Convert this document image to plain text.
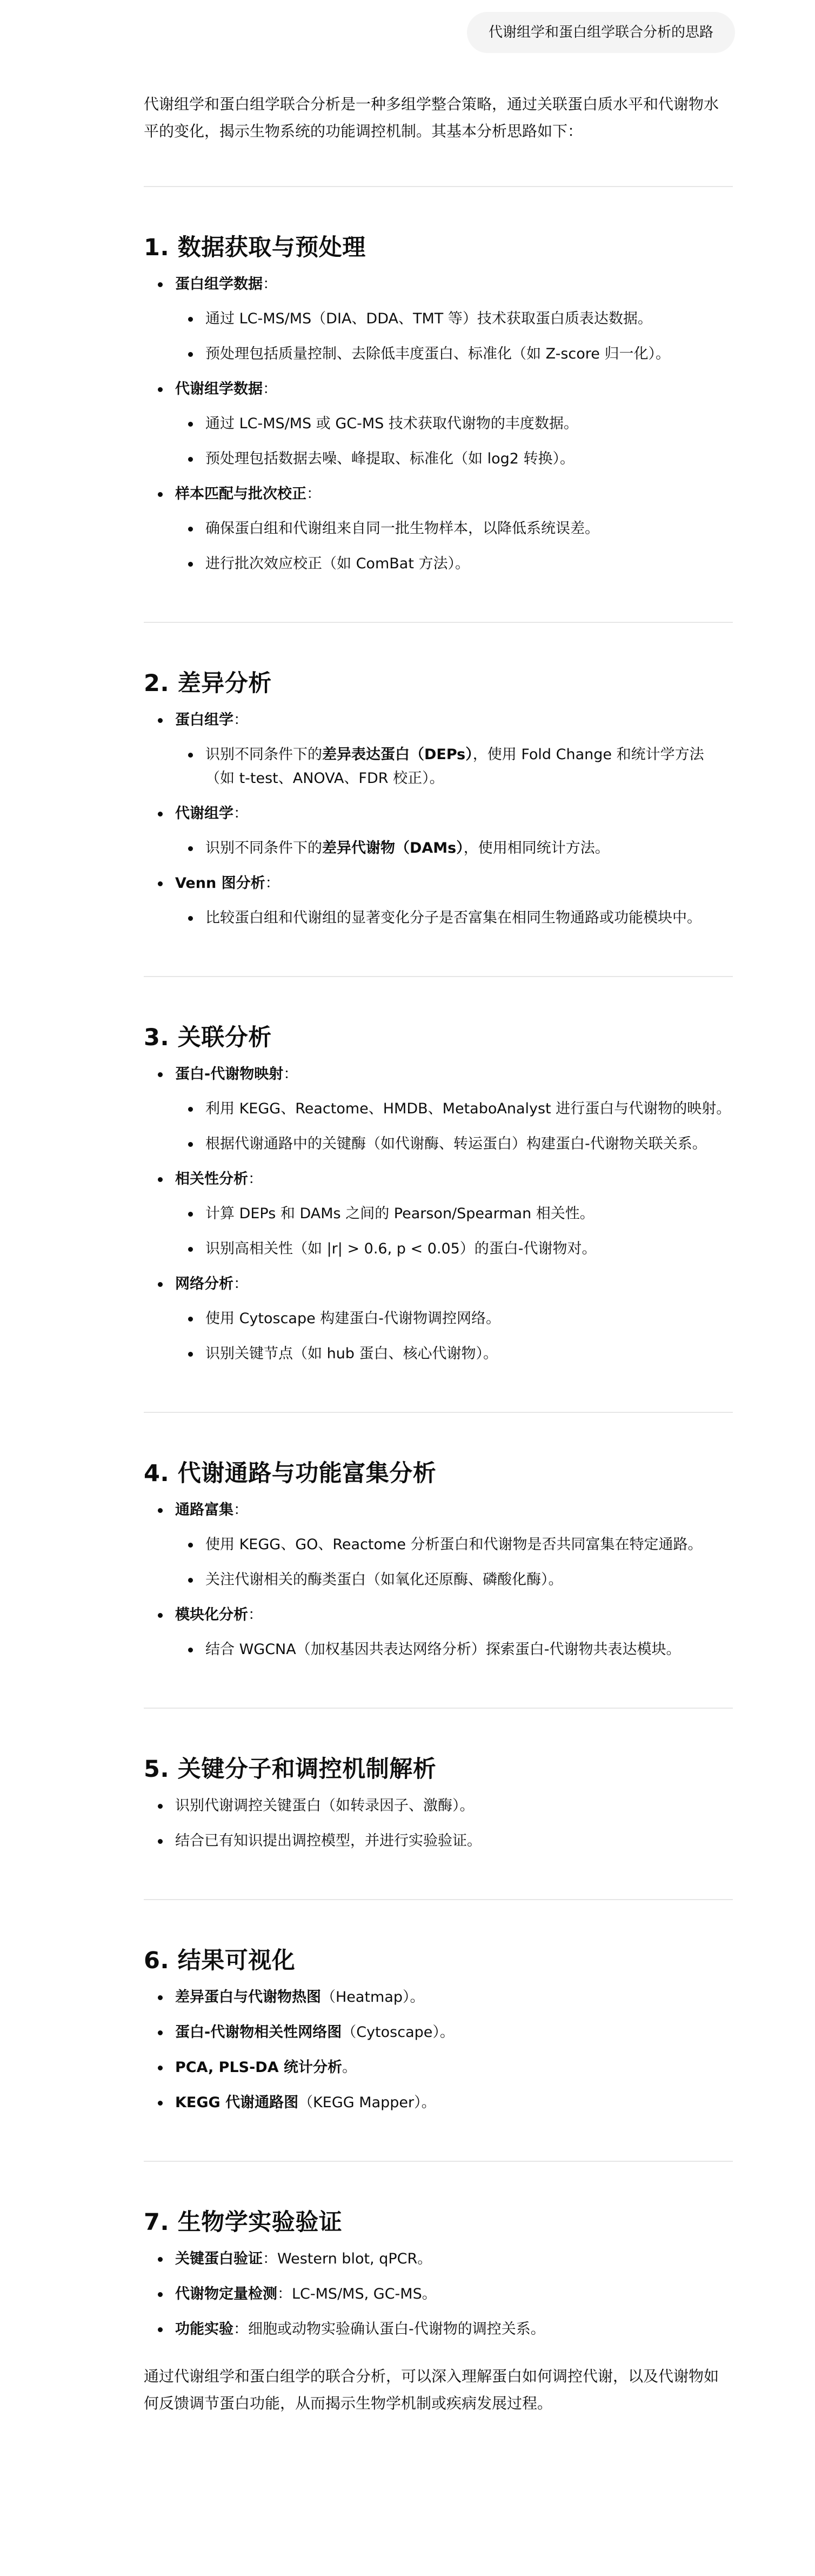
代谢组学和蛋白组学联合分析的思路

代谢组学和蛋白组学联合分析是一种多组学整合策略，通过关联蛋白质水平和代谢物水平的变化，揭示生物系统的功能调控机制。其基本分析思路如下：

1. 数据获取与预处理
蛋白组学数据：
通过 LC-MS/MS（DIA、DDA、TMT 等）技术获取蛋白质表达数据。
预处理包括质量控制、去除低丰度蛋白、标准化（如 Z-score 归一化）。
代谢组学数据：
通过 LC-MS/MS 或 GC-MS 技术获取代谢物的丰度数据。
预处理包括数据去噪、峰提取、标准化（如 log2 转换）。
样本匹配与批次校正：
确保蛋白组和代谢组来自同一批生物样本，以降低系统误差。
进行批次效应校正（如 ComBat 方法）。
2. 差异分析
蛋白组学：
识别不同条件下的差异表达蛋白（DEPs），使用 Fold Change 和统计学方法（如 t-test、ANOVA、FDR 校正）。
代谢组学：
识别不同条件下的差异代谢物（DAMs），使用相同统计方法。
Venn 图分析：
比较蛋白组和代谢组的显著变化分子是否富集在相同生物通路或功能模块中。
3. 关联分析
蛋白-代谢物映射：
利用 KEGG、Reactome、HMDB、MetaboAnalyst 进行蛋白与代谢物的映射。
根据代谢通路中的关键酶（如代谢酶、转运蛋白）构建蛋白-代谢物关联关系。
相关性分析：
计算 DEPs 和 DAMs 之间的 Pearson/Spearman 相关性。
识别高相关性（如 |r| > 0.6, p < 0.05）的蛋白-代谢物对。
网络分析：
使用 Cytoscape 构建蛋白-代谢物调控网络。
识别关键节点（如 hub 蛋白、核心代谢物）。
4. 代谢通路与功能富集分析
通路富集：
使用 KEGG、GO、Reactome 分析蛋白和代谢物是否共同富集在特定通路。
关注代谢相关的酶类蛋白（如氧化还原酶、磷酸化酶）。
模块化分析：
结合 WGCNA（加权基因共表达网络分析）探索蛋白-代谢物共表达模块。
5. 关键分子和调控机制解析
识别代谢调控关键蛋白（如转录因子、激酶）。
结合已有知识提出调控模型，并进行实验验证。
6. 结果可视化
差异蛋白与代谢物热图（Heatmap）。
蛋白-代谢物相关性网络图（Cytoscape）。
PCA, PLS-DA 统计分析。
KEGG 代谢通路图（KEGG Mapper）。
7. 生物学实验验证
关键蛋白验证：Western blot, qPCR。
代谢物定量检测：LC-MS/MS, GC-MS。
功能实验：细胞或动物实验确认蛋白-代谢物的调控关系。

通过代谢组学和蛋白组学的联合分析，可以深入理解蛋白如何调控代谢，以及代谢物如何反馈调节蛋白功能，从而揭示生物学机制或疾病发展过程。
------------------------------------------------------------
Problem description> Copy each line of the records precisely and drop any images they hold.

Result>
Convert this document image to plain text.
代谢组学和蛋白组学联合分析的思路

代谢组学和蛋白组学联合分析是一种多组学整合策略，通过关联蛋白质水平和代谢物水平的变化，揭示生物系统的功能调控机制。其基本分析思路如下：

1. 数据获取与预处理
蛋白组学数据：
通过 LC-MS/MS（DIA、DDA、TMT 等）技术获取蛋白质表达数据。
预处理包括质量控制、去除低丰度蛋白、标准化（如 Z-score 归一化）。
代谢组学数据：
通过 LC-MS/MS 或 GC-MS 技术获取代谢物的丰度数据。
预处理包括数据去噪、峰提取、标准化（如 log2 转换）。
样本匹配与批次校正：
确保蛋白组和代谢组来自同一批生物样本，以降低系统误差。
进行批次效应校正（如 ComBat 方法）。
2. 差异分析
蛋白组学：
识别不同条件下的差异表达蛋白（DEPs），使用 Fold Change 和统计学方法（如 t-test、ANOVA、FDR 校正）。
代谢组学：
识别不同条件下的差异代谢物（DAMs），使用相同统计方法。
Venn 图分析：
比较蛋白组和代谢组的显著变化分子是否富集在相同生物通路或功能模块中。
3. 关联分析
蛋白-代谢物映射：
利用 KEGG、Reactome、HMDB、MetaboAnalyst 进行蛋白与代谢物的映射。
根据代谢通路中的关键酶（如代谢酶、转运蛋白）构建蛋白-代谢物关联关系。
相关性分析：
计算 DEPs 和 DAMs 之间的 Pearson/Spearman 相关性。
识别高相关性（如 |r| > 0.6, p < 0.05）的蛋白-代谢物对。
网络分析：
使用 Cytoscape 构建蛋白-代谢物调控网络。
识别关键节点（如 hub 蛋白、核心代谢物）。
4. 代谢通路与功能富集分析
通路富集：
使用 KEGG、GO、Reactome 分析蛋白和代谢物是否共同富集在特定通路。
关注代谢相关的酶类蛋白（如氧化还原酶、磷酸化酶）。
模块化分析：
结合 WGCNA（加权基因共表达网络分析）探索蛋白-代谢物共表达模块。
5. 关键分子和调控机制解析
识别代谢调控关键蛋白（如转录因子、激酶）。
结合已有知识提出调控模型，并进行实验验证。
6. 结果可视化
差异蛋白与代谢物热图（Heatmap）。
蛋白-代谢物相关性网络图（Cytoscape）。
PCA, PLS-DA 统计分析。
KEGG 代谢通路图（KEGG Mapper）。
7. 生物学实验验证
关键蛋白验证：Western blot, qPCR。
代谢物定量检测：LC-MS/MS, GC-MS。
功能实验：细胞或动物实验确认蛋白-代谢物的调控关系。

通过代谢组学和蛋白组学的联合分析，可以深入理解蛋白如何调控代谢，以及代谢物如何反馈调节蛋白功能，从而揭示生物学机制或疾病发展过程。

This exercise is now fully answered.